▶ Exercise:
Below is a set of records. Repeat all of them exactly.

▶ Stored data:
**********

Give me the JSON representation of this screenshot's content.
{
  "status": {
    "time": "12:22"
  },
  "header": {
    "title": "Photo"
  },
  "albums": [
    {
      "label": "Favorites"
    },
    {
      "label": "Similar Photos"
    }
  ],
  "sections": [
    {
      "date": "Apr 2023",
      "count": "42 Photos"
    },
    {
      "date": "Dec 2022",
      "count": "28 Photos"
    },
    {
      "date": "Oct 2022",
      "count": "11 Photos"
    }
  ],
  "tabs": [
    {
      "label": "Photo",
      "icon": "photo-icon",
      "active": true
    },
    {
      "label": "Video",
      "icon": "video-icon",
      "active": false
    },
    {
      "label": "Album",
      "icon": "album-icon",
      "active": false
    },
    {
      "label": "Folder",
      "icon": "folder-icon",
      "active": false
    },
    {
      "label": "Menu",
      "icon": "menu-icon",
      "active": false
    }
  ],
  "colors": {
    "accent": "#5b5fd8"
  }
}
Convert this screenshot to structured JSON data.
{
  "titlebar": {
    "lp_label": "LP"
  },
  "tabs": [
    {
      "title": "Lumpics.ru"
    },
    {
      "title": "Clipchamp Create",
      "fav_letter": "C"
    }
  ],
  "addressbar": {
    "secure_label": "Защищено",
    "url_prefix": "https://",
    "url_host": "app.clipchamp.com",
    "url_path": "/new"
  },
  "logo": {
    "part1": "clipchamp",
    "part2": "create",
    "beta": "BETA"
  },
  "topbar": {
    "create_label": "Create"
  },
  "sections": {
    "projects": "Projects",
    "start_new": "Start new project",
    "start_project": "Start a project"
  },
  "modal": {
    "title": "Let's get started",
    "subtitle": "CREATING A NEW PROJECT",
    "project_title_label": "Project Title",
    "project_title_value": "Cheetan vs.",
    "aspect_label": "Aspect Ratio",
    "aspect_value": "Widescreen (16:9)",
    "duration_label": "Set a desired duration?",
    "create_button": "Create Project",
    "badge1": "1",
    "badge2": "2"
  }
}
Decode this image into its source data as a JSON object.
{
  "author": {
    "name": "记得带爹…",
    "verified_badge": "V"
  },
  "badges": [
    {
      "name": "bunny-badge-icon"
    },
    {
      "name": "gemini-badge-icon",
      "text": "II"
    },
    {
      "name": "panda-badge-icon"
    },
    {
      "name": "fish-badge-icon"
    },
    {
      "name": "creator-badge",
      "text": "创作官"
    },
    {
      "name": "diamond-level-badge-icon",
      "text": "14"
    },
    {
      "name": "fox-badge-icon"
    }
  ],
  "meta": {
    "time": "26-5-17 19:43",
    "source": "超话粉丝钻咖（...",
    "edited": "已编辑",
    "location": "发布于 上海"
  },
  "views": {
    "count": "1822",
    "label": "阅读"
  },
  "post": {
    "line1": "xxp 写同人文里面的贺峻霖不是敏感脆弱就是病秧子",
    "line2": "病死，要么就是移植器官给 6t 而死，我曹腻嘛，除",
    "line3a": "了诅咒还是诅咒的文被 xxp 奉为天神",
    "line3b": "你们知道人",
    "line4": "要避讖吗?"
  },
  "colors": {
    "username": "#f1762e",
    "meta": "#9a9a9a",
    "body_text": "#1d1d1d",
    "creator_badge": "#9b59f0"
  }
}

**********

▶ Worked solution:
Give me the JSON representation of this screenshot's content.
{
  "status": {
    "time": "12:22"
  },
  "header": {
    "title": "Photo"
  },
  "albums": [
    {
      "label": "Favorites"
    },
    {
      "label": "Similar Photos"
    }
  ],
  "sections": [
    {
      "date": "Apr 2023",
      "count": "42 Photos"
    },
    {
      "date": "Dec 2022",
      "count": "28 Photos"
    },
    {
      "date": "Oct 2022",
      "count": "11 Photos"
    }
  ],
  "tabs": [
    {
      "label": "Photo",
      "icon": "photo-icon",
      "active": true
    },
    {
      "label": "Video",
      "icon": "video-icon",
      "active": false
    },
    {
      "label": "Album",
      "icon": "album-icon",
      "active": false
    },
    {
      "label": "Folder",
      "icon": "folder-icon",
      "active": false
    },
    {
      "label": "Menu",
      "icon": "menu-icon",
      "active": false
    }
  ],
  "colors": {
    "accent": "#5b5fd8"
  }
}
Convert this screenshot to structured JSON data.
{
  "titlebar": {
    "lp_label": "LP"
  },
  "tabs": [
    {
      "title": "Lumpics.ru"
    },
    {
      "title": "Clipchamp Create",
      "fav_letter": "C"
    }
  ],
  "addressbar": {
    "secure_label": "Защищено",
    "url_prefix": "https://",
    "url_host": "app.clipchamp.com",
    "url_path": "/new"
  },
  "logo": {
    "part1": "clipchamp",
    "part2": "create",
    "beta": "BETA"
  },
  "topbar": {
    "create_label": "Create"
  },
  "sections": {
    "projects": "Projects",
    "start_new": "Start new project",
    "start_project": "Start a project"
  },
  "modal": {
    "title": "Let's get started",
    "subtitle": "CREATING A NEW PROJECT",
    "project_title_label": "Project Title",
    "project_title_value": "Cheetan vs.",
    "aspect_label": "Aspect Ratio",
    "aspect_value": "Widescreen (16:9)",
    "duration_label": "Set a desired duration?",
    "create_button": "Create Project",
    "badge1": "1",
    "badge2": "2"
  }
}
Decode this image into its source data as a JSON object.
{
  "author": {
    "name": "记得带爹…",
    "verified_badge": "V"
  },
  "badges": [
    {
      "name": "bunny-badge-icon"
    },
    {
      "name": "gemini-badge-icon",
      "text": "II"
    },
    {
      "name": "panda-badge-icon"
    },
    {
      "name": "fish-badge-icon"
    },
    {
      "name": "creator-badge",
      "text": "创作官"
    },
    {
      "name": "diamond-level-badge-icon",
      "text": "14"
    },
    {
      "name": "fox-badge-icon"
    }
  ],
  "meta": {
    "time": "26-5-17 19:43",
    "source": "超话粉丝钻咖（...",
    "edited": "已编辑",
    "location": "发布于 上海"
  },
  "views": {
    "count": "1822",
    "label": "阅读"
  },
  "post": {
    "line1": "xxp 写同人文里面的贺峻霖不是敏感脆弱就是病秧子",
    "line2": "病死，要么就是移植器官给 6t 而死，我曹腻嘛，除",
    "line3a": "了诅咒还是诅咒的文被 xxp 奉为天神",
    "line3b": "你们知道人",
    "line4": "要避讖吗?"
  },
  "colors": {
    "username": "#f1762e",
    "meta": "#9a9a9a",
    "body_text": "#1d1d1d",
    "creator_badge": "#9b59f0"
  }
}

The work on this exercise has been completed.